→ **What you need to do**
Write every record out again exactly as given.

→ **Extracted data entries**

[start]

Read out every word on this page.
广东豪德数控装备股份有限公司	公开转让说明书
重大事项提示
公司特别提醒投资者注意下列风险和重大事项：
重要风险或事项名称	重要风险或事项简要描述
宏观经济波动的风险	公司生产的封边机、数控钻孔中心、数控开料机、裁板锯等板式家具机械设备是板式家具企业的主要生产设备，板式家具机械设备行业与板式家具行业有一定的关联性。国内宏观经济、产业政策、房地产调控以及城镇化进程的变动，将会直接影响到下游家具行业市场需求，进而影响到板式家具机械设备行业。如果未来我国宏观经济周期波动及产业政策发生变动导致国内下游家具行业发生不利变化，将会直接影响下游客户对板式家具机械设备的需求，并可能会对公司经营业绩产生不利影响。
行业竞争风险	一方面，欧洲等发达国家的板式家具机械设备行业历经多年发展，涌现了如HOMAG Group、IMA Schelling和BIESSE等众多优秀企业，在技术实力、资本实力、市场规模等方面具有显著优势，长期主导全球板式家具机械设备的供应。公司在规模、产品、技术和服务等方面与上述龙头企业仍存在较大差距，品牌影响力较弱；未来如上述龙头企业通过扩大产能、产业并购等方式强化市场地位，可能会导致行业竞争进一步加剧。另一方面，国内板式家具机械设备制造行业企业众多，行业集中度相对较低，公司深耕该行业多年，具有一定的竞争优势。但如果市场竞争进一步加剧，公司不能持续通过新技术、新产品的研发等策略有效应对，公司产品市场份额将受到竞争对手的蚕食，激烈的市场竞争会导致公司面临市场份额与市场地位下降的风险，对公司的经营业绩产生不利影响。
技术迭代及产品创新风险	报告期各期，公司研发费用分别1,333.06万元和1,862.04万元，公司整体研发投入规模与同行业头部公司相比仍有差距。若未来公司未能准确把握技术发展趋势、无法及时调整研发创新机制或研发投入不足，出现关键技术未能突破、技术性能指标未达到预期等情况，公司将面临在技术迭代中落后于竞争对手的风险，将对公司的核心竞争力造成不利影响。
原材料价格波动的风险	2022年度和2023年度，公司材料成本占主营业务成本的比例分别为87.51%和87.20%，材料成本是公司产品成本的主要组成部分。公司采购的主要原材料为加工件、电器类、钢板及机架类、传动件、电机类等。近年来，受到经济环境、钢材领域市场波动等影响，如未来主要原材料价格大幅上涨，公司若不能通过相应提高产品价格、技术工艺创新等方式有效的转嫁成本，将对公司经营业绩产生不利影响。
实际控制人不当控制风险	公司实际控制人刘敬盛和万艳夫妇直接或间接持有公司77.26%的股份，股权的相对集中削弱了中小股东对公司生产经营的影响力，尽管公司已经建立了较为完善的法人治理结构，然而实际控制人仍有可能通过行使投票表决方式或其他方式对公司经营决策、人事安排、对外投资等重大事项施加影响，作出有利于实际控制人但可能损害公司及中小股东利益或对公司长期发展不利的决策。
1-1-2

[end]

→ **Output**
Read out every word on this page.
广东豪德数控装备股份有限公司	公开转让说明书
重大事项提示
公司特别提醒投资者注意下列风险和重大事项：
重要风险或事项名称	重要风险或事项简要描述
宏观经济波动的风险	公司生产的封边机、数控钻孔中心、数控开料机、裁板锯等板式家具机械设备是板式家具企业的主要生产设备，板式家具机械设备行业与板式家具行业有一定的关联性。国内宏观经济、产业政策、房地产调控以及城镇化进程的变动，将会直接影响到下游家具行业市场需求，进而影响到板式家具机械设备行业。如果未来我国宏观经济周期波动及产业政策发生变动导致国内下游家具行业发生不利变化，将会直接影响下游客户对板式家具机械设备的需求，并可能会对公司经营业绩产生不利影响。
行业竞争风险	一方面，欧洲等发达国家的板式家具机械设备行业历经多年发展，涌现了如HOMAG Group、IMA Schelling和BIESSE等众多优秀企业，在技术实力、资本实力、市场规模等方面具有显著优势，长期主导全球板式家具机械设备的供应。公司在规模、产品、技术和服务等方面与上述龙头企业仍存在较大差距，品牌影响力较弱；未来如上述龙头企业通过扩大产能、产业并购等方式强化市场地位，可能会导致行业竞争进一步加剧。另一方面，国内板式家具机械设备制造行业企业众多，行业集中度相对较低，公司深耕该行业多年，具有一定的竞争优势。但如果市场竞争进一步加剧，公司不能持续通过新技术、新产品的研发等策略有效应对，公司产品市场份额将受到竞争对手的蚕食，激烈的市场竞争会导致公司面临市场份额与市场地位下降的风险，对公司的经营业绩产生不利影响。
技术迭代及产品创新风险	报告期各期，公司研发费用分别1,333.06万元和1,862.04万元，公司整体研发投入规模与同行业头部公司相比仍有差距。若未来公司未能准确把握技术发展趋势、无法及时调整研发创新机制或研发投入不足，出现关键技术未能突破、技术性能指标未达到预期等情况，公司将面临在技术迭代中落后于竞争对手的风险，将对公司的核心竞争力造成不利影响。
原材料价格波动的风险	2022年度和2023年度，公司材料成本占主营业务成本的比例分别为87.51%和87.20%，材料成本是公司产品成本的主要组成部分。公司采购的主要原材料为加工件、电器类、钢板及机架类、传动件、电机类等。近年来，受到经济环境、钢材领域市场波动等影响，如未来主要原材料价格大幅上涨，公司若不能通过相应提高产品价格、技术工艺创新等方式有效的转嫁成本，将对公司经营业绩产生不利影响。
实际控制人不当控制风险	公司实际控制人刘敬盛和万艳夫妇直接或间接持有公司77.26%的股份，股权的相对集中削弱了中小股东对公司生产经营的影响力，尽管公司已经建立了较为完善的法人治理结构，然而实际控制人仍有可能通过行使投票表决方式或其他方式对公司经营决策、人事安排、对外投资等重大事项施加影响，作出有利于实际控制人但可能损害公司及中小股东利益或对公司长期发展不利的决策。
1-1-2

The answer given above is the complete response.